## WRITTEN REQUEST
Every entry that follows needs to be repeated exactly.

(Records excerpted from a collection)
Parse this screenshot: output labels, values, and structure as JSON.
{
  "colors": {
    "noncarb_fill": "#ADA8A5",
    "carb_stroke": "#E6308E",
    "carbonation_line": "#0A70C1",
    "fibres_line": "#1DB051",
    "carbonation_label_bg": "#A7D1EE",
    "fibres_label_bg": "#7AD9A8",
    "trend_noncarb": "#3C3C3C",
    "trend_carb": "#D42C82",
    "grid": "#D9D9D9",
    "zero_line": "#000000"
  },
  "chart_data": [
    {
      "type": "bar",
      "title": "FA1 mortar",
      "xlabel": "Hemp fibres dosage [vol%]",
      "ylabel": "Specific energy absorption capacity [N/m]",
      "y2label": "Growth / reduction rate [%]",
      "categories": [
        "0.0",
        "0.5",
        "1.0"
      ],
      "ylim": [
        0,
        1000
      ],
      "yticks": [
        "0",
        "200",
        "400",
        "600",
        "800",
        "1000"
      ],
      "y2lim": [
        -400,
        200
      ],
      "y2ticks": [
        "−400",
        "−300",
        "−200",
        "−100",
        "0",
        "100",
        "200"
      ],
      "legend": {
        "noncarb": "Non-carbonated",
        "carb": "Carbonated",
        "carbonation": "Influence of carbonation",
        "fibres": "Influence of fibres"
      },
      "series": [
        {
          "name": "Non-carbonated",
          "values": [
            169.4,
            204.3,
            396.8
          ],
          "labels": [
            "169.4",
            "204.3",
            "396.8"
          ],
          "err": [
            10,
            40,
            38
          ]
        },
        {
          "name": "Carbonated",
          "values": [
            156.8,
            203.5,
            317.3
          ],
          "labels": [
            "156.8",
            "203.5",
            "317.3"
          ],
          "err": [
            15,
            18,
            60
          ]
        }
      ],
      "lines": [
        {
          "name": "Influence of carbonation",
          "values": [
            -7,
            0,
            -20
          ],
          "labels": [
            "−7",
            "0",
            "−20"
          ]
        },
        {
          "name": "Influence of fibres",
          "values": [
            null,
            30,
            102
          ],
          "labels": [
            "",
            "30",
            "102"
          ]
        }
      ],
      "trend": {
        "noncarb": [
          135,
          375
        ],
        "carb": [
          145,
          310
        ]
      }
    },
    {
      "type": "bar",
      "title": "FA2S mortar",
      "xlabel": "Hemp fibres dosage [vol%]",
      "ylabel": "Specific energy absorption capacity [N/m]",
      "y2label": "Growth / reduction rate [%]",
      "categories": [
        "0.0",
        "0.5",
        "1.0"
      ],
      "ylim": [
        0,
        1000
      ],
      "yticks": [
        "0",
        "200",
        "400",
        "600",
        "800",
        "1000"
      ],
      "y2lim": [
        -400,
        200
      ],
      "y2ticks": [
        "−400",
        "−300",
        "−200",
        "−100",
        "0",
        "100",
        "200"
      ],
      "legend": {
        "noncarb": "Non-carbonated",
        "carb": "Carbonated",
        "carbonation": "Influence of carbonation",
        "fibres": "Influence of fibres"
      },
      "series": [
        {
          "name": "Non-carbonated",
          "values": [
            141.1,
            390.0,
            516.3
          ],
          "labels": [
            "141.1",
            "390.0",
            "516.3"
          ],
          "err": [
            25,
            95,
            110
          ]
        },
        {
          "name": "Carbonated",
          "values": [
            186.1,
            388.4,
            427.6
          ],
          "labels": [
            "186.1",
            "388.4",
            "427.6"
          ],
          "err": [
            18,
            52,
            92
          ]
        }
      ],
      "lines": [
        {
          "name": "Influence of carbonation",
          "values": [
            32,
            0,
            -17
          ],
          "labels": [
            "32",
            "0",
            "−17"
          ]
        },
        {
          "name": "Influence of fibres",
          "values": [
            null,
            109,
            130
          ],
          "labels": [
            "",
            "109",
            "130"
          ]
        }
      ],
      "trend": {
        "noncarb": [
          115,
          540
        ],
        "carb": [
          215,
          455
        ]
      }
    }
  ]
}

## OUTPUT
Parse this screenshot: output labels, values, and structure as JSON.
{
  "colors": {
    "noncarb_fill": "#ADA8A5",
    "carb_stroke": "#E6308E",
    "carbonation_line": "#0A70C1",
    "fibres_line": "#1DB051",
    "carbonation_label_bg": "#A7D1EE",
    "fibres_label_bg": "#7AD9A8",
    "trend_noncarb": "#3C3C3C",
    "trend_carb": "#D42C82",
    "grid": "#D9D9D9",
    "zero_line": "#000000"
  },
  "chart_data": [
    {
      "type": "bar",
      "title": "FA1 mortar",
      "xlabel": "Hemp fibres dosage [vol%]",
      "ylabel": "Specific energy absorption capacity [N/m]",
      "y2label": "Growth / reduction rate [%]",
      "categories": [
        "0.0",
        "0.5",
        "1.0"
      ],
      "ylim": [
        0,
        1000
      ],
      "yticks": [
        "0",
        "200",
        "400",
        "600",
        "800",
        "1000"
      ],
      "y2lim": [
        -400,
        200
      ],
      "y2ticks": [
        "−400",
        "−300",
        "−200",
        "−100",
        "0",
        "100",
        "200"
      ],
      "legend": {
        "noncarb": "Non-carbonated",
        "carb": "Carbonated",
        "carbonation": "Influence of carbonation",
        "fibres": "Influence of fibres"
      },
      "series": [
        {
          "name": "Non-carbonated",
          "values": [
            169.4,
            204.3,
            396.8
          ],
          "labels": [
            "169.4",
            "204.3",
            "396.8"
          ],
          "err": [
            10,
            40,
            38
          ]
        },
        {
          "name": "Carbonated",
          "values": [
            156.8,
            203.5,
            317.3
          ],
          "labels": [
            "156.8",
            "203.5",
            "317.3"
          ],
          "err": [
            15,
            18,
            60
          ]
        }
      ],
      "lines": [
        {
          "name": "Influence of carbonation",
          "values": [
            -7,
            0,
            -20
          ],
          "labels": [
            "−7",
            "0",
            "−20"
          ]
        },
        {
          "name": "Influence of fibres",
          "values": [
            null,
            30,
            102
          ],
          "labels": [
            "",
            "30",
            "102"
          ]
        }
      ],
      "trend": {
        "noncarb": [
          135,
          375
        ],
        "carb": [
          145,
          310
        ]
      }
    },
    {
      "type": "bar",
      "title": "FA2S mortar",
      "xlabel": "Hemp fibres dosage [vol%]",
      "ylabel": "Specific energy absorption capacity [N/m]",
      "y2label": "Growth / reduction rate [%]",
      "categories": [
        "0.0",
        "0.5",
        "1.0"
      ],
      "ylim": [
        0,
        1000
      ],
      "yticks": [
        "0",
        "200",
        "400",
        "600",
        "800",
        "1000"
      ],
      "y2lim": [
        -400,
        200
      ],
      "y2ticks": [
        "−400",
        "−300",
        "−200",
        "−100",
        "0",
        "100",
        "200"
      ],
      "legend": {
        "noncarb": "Non-carbonated",
        "carb": "Carbonated",
        "carbonation": "Influence of carbonation",
        "fibres": "Influence of fibres"
      },
      "series": [
        {
          "name": "Non-carbonated",
          "values": [
            141.1,
            390.0,
            516.3
          ],
          "labels": [
            "141.1",
            "390.0",
            "516.3"
          ],
          "err": [
            25,
            95,
            110
          ]
        },
        {
          "name": "Carbonated",
          "values": [
            186.1,
            388.4,
            427.6
          ],
          "labels": [
            "186.1",
            "388.4",
            "427.6"
          ],
          "err": [
            18,
            52,
            92
          ]
        }
      ],
      "lines": [
        {
          "name": "Influence of carbonation",
          "values": [
            32,
            0,
            -17
          ],
          "labels": [
            "32",
            "0",
            "−17"
          ]
        },
        {
          "name": "Influence of fibres",
          "values": [
            null,
            109,
            130
          ],
          "labels": [
            "",
            "109",
            "130"
          ]
        }
      ],
      "trend": {
        "noncarb": [
          115,
          540
        ],
        "carb": [
          215,
          455
        ]
      }
    }
  ]
}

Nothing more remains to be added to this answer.